== Data section ==
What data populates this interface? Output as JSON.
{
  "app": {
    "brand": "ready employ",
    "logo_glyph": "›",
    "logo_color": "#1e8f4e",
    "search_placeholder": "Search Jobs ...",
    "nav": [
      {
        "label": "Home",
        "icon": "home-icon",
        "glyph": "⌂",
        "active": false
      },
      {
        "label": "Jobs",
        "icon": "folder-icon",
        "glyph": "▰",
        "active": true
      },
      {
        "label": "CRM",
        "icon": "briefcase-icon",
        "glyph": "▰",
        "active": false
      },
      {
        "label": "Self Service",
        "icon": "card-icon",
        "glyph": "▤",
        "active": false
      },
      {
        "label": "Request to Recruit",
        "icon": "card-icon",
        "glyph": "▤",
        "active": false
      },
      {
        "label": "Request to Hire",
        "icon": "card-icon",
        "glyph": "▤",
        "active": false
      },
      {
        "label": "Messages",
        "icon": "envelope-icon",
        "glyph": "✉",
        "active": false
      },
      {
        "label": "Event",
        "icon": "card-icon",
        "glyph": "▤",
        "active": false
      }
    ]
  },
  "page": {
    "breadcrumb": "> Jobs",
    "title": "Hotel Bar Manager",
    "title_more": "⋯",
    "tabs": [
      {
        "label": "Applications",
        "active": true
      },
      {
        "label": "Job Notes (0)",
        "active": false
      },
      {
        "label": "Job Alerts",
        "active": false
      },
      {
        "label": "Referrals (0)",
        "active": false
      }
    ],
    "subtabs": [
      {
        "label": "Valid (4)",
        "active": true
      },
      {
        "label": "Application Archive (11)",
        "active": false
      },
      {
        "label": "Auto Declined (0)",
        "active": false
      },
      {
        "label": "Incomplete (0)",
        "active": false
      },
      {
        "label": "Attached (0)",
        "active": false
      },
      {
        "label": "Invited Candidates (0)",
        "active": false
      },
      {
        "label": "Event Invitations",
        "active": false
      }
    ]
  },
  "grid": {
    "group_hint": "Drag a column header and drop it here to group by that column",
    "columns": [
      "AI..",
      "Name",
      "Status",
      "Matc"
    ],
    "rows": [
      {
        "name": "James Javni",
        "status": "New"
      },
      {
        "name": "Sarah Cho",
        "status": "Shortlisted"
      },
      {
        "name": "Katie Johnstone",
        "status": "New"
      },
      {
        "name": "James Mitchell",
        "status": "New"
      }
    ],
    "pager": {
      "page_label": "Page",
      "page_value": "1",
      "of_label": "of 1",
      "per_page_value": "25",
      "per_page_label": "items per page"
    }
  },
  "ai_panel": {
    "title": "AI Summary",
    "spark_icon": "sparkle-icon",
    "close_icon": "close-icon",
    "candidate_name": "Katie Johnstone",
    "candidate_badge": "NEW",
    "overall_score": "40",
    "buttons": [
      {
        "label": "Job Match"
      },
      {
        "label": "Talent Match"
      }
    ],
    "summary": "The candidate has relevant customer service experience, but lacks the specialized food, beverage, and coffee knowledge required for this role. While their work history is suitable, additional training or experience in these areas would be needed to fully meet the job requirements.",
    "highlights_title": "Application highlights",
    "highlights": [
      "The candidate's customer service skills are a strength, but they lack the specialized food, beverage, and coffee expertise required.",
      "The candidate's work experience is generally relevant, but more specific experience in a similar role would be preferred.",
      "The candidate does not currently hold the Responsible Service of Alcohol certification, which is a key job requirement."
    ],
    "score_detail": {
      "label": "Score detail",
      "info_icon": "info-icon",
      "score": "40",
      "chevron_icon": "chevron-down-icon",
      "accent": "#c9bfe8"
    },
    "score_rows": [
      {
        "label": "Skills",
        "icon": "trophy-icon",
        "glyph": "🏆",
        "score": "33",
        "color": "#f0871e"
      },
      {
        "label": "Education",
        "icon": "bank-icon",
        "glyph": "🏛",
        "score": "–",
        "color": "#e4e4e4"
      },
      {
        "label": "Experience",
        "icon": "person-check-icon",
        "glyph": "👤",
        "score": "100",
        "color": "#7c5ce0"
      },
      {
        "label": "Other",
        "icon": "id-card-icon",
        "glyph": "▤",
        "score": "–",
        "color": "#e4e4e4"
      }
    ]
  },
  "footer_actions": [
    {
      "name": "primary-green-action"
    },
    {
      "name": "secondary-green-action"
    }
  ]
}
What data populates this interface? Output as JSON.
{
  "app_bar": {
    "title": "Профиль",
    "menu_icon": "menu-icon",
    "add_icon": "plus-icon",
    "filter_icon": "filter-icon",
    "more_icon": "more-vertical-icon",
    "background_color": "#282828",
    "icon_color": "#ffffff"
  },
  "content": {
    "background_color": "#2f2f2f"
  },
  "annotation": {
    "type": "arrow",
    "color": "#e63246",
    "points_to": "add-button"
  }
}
===
= Problem details =
Each line of the material should be duplicated exactly, please.

= Exercise output =
What data populates this interface? Output as JSON.
{
  "app": {
    "brand": "ready employ",
    "logo_glyph": "›",
    "logo_color": "#1e8f4e",
    "search_placeholder": "Search Jobs ...",
    "nav": [
      {
        "label": "Home",
        "icon": "home-icon",
        "glyph": "⌂",
        "active": false
      },
      {
        "label": "Jobs",
        "icon": "folder-icon",
        "glyph": "▰",
        "active": true
      },
      {
        "label": "CRM",
        "icon": "briefcase-icon",
        "glyph": "▰",
        "active": false
      },
      {
        "label": "Self Service",
        "icon": "card-icon",
        "glyph": "▤",
        "active": false
      },
      {
        "label": "Request to Recruit",
        "icon": "card-icon",
        "glyph": "▤",
        "active": false
      },
      {
        "label": "Request to Hire",
        "icon": "card-icon",
        "glyph": "▤",
        "active": false
      },
      {
        "label": "Messages",
        "icon": "envelope-icon",
        "glyph": "✉",
        "active": false
      },
      {
        "label": "Event",
        "icon": "card-icon",
        "glyph": "▤",
        "active": false
      }
    ]
  },
  "page": {
    "breadcrumb": "> Jobs",
    "title": "Hotel Bar Manager",
    "title_more": "⋯",
    "tabs": [
      {
        "label": "Applications",
        "active": true
      },
      {
        "label": "Job Notes (0)",
        "active": false
      },
      {
        "label": "Job Alerts",
        "active": false
      },
      {
        "label": "Referrals (0)",
        "active": false
      }
    ],
    "subtabs": [
      {
        "label": "Valid (4)",
        "active": true
      },
      {
        "label": "Application Archive (11)",
        "active": false
      },
      {
        "label": "Auto Declined (0)",
        "active": false
      },
      {
        "label": "Incomplete (0)",
        "active": false
      },
      {
        "label": "Attached (0)",
        "active": false
      },
      {
        "label": "Invited Candidates (0)",
        "active": false
      },
      {
        "label": "Event Invitations",
        "active": false
      }
    ]
  },
  "grid": {
    "group_hint": "Drag a column header and drop it here to group by that column",
    "columns": [
      "AI..",
      "Name",
      "Status",
      "Matc"
    ],
    "rows": [
      {
        "name": "James Javni",
        "status": "New"
      },
      {
        "name": "Sarah Cho",
        "status": "Shortlisted"
      },
      {
        "name": "Katie Johnstone",
        "status": "New"
      },
      {
        "name": "James Mitchell",
        "status": "New"
      }
    ],
    "pager": {
      "page_label": "Page",
      "page_value": "1",
      "of_label": "of 1",
      "per_page_value": "25",
      "per_page_label": "items per page"
    }
  },
  "ai_panel": {
    "title": "AI Summary",
    "spark_icon": "sparkle-icon",
    "close_icon": "close-icon",
    "candidate_name": "Katie Johnstone",
    "candidate_badge": "NEW",
    "overall_score": "40",
    "buttons": [
      {
        "label": "Job Match"
      },
      {
        "label": "Talent Match"
      }
    ],
    "summary": "The candidate has relevant customer service experience, but lacks the specialized food, beverage, and coffee knowledge required for this role. While their work history is suitable, additional training or experience in these areas would be needed to fully meet the job requirements.",
    "highlights_title": "Application highlights",
    "highlights": [
      "The candidate's customer service skills are a strength, but they lack the specialized food, beverage, and coffee expertise required.",
      "The candidate's work experience is generally relevant, but more specific experience in a similar role would be preferred.",
      "The candidate does not currently hold the Responsible Service of Alcohol certification, which is a key job requirement."
    ],
    "score_detail": {
      "label": "Score detail",
      "info_icon": "info-icon",
      "score": "40",
      "chevron_icon": "chevron-down-icon",
      "accent": "#c9bfe8"
    },
    "score_rows": [
      {
        "label": "Skills",
        "icon": "trophy-icon",
        "glyph": "🏆",
        "score": "33",
        "color": "#f0871e"
      },
      {
        "label": "Education",
        "icon": "bank-icon",
        "glyph": "🏛",
        "score": "–",
        "color": "#e4e4e4"
      },
      {
        "label": "Experience",
        "icon": "person-check-icon",
        "glyph": "👤",
        "score": "100",
        "color": "#7c5ce0"
      },
      {
        "label": "Other",
        "icon": "id-card-icon",
        "glyph": "▤",
        "score": "–",
        "color": "#e4e4e4"
      }
    ]
  },
  "footer_actions": [
    {
      "name": "primary-green-action"
    },
    {
      "name": "secondary-green-action"
    }
  ]
}
What data populates this interface? Output as JSON.
{
  "app_bar": {
    "title": "Профиль",
    "menu_icon": "menu-icon",
    "add_icon": "plus-icon",
    "filter_icon": "filter-icon",
    "more_icon": "more-vertical-icon",
    "background_color": "#282828",
    "icon_color": "#ffffff"
  },
  "content": {
    "background_color": "#2f2f2f"
  },
  "annotation": {
    "type": "arrow",
    "color": "#e63246",
    "points_to": "add-button"
  }
}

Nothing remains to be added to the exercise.